== TASK REQUIREMENTS ==
From the entries provided below, copy each line that contains the word "Higher".

(begin)

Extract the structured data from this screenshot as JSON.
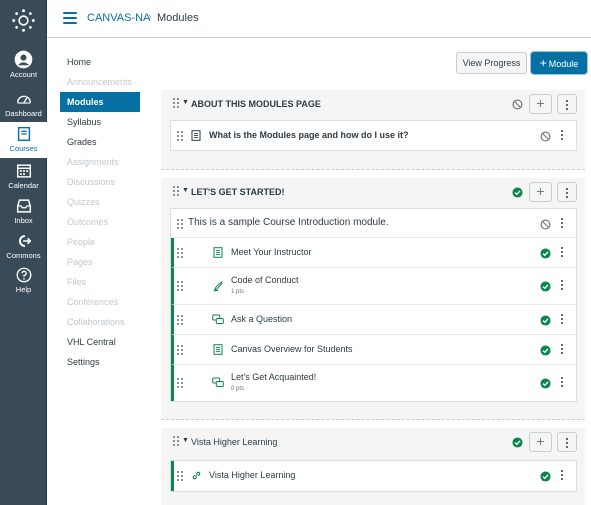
{
  "header": {
    "course": "CANVAS-NA",
    "separator": "›",
    "page": "Modules"
  },
  "global_nav": [
    {
      "label": "Account",
      "icon": "account-icon"
    },
    {
      "label": "Dashboard",
      "icon": "dashboard-icon"
    },
    {
      "label": "Courses",
      "icon": "courses-icon",
      "active": true
    },
    {
      "label": "Calendar",
      "icon": "calendar-icon"
    },
    {
      "label": "Inbox",
      "icon": "inbox-icon"
    },
    {
      "label": "Commons",
      "icon": "commons-icon"
    },
    {
      "label": "Help",
      "icon": "help-icon"
    }
  ],
  "course_nav": [
    {
      "label": "Home"
    },
    {
      "label": "Announcements",
      "disabled": true
    },
    {
      "label": "Modules",
      "active": true
    },
    {
      "label": "Syllabus"
    },
    {
      "label": "Grades"
    },
    {
      "label": "Assignments",
      "disabled": true
    },
    {
      "label": "Discussions",
      "disabled": true
    },
    {
      "label": "Quizzes",
      "disabled": true
    },
    {
      "label": "Outcomes",
      "disabled": true
    },
    {
      "label": "People",
      "disabled": true
    },
    {
      "label": "Pages",
      "disabled": true
    },
    {
      "label": "Files",
      "disabled": true
    },
    {
      "label": "Conferences",
      "disabled": true
    },
    {
      "label": "Collaborations",
      "disabled": true
    },
    {
      "label": "VHL Central"
    },
    {
      "label": "Settings"
    }
  ],
  "toolbar": {
    "view_progress": "View Progress",
    "add_module": "Module",
    "add_module_symbol": "+"
  },
  "modules": [
    {
      "title": "ABOUT THIS MODULES PAGE",
      "status": "unpublished",
      "items": [
        {
          "type": "page",
          "title": "What is the Modules page and how do I use it?",
          "status": "unpublished"
        }
      ]
    },
    {
      "title": "LET'S GET STARTED!",
      "status": "published",
      "items": [
        {
          "type": "header",
          "title": "This is a sample Course Introduction module.",
          "status": "unpublished"
        },
        {
          "type": "page",
          "title": "Meet Your Instructor",
          "status": "published"
        },
        {
          "type": "assignment",
          "title": "Code of Conduct",
          "points": "1 pts",
          "status": "published"
        },
        {
          "type": "discussion",
          "title": "Ask a Question",
          "status": "published"
        },
        {
          "type": "page",
          "title": "Canvas Overview for Students",
          "status": "published"
        },
        {
          "type": "discussion",
          "title": "Let's Get Acquainted!",
          "points": "0 pts",
          "status": "published"
        }
      ]
    },
    {
      "title": "Vista Higher Learning",
      "status": "published",
      "items": [
        {
          "type": "link",
          "title": "Vista Higher Learning",
          "status": "published"
        }
      ]
    }
  ],
  "colors": {
    "nav_bg": "#394b58",
    "link_blue": "#0770a3",
    "published_green": "#0b874b",
    "unpublished_gray": "#6b7780"
  }
}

(end)

== COMPLETE OUTPUT ==
      "title": "Vista Higher Learning",
          "title": "Vista Higher Learning",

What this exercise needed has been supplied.